### RECORDS PROVIDED

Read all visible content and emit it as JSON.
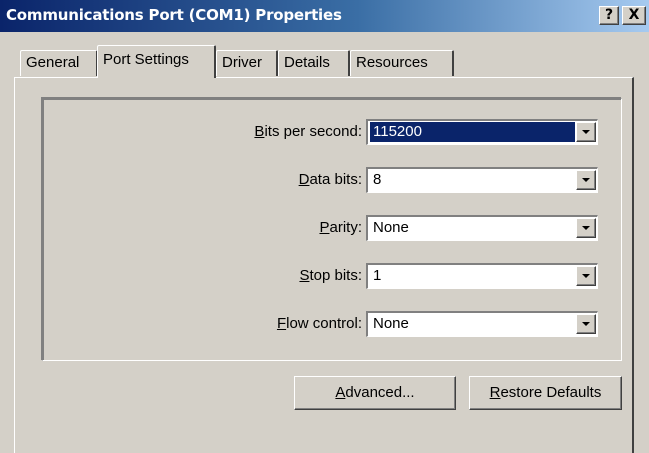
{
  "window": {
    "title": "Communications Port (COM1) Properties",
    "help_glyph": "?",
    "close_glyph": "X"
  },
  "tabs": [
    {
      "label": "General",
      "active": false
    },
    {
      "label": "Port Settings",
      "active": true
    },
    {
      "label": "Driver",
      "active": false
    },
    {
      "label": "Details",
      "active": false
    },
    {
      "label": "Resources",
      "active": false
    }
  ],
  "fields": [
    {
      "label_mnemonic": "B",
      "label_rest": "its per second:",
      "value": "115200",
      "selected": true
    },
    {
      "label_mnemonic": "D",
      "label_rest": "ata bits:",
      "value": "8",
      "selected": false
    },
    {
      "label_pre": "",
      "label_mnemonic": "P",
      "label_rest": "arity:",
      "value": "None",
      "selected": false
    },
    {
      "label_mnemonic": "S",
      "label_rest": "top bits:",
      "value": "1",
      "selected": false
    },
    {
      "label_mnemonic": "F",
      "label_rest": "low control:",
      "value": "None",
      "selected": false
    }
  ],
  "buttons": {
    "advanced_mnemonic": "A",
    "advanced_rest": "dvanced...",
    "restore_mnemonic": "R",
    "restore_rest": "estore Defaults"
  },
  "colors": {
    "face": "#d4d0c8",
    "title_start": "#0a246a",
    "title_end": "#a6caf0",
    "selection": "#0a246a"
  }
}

######

[PROBLEM]:
Omitting all images, retype each line of the records precisely.

[OUTPUT FOR THIS TASK]:
Read all visible content and emit it as JSON.
{
  "window": {
    "title": "Communications Port (COM1) Properties",
    "help_glyph": "?",
    "close_glyph": "X"
  },
  "tabs": [
    {
      "label": "General",
      "active": false
    },
    {
      "label": "Port Settings",
      "active": true
    },
    {
      "label": "Driver",
      "active": false
    },
    {
      "label": "Details",
      "active": false
    },
    {
      "label": "Resources",
      "active": false
    }
  ],
  "fields": [
    {
      "label_mnemonic": "B",
      "label_rest": "its per second:",
      "value": "115200",
      "selected": true
    },
    {
      "label_mnemonic": "D",
      "label_rest": "ata bits:",
      "value": "8",
      "selected": false
    },
    {
      "label_pre": "",
      "label_mnemonic": "P",
      "label_rest": "arity:",
      "value": "None",
      "selected": false
    },
    {
      "label_mnemonic": "S",
      "label_rest": "top bits:",
      "value": "1",
      "selected": false
    },
    {
      "label_mnemonic": "F",
      "label_rest": "low control:",
      "value": "None",
      "selected": false
    }
  ],
  "buttons": {
    "advanced_mnemonic": "A",
    "advanced_rest": "dvanced...",
    "restore_mnemonic": "R",
    "restore_rest": "estore Defaults"
  },
  "colors": {
    "face": "#d4d0c8",
    "title_start": "#0a246a",
    "title_end": "#a6caf0",
    "selection": "#0a246a"
  }
}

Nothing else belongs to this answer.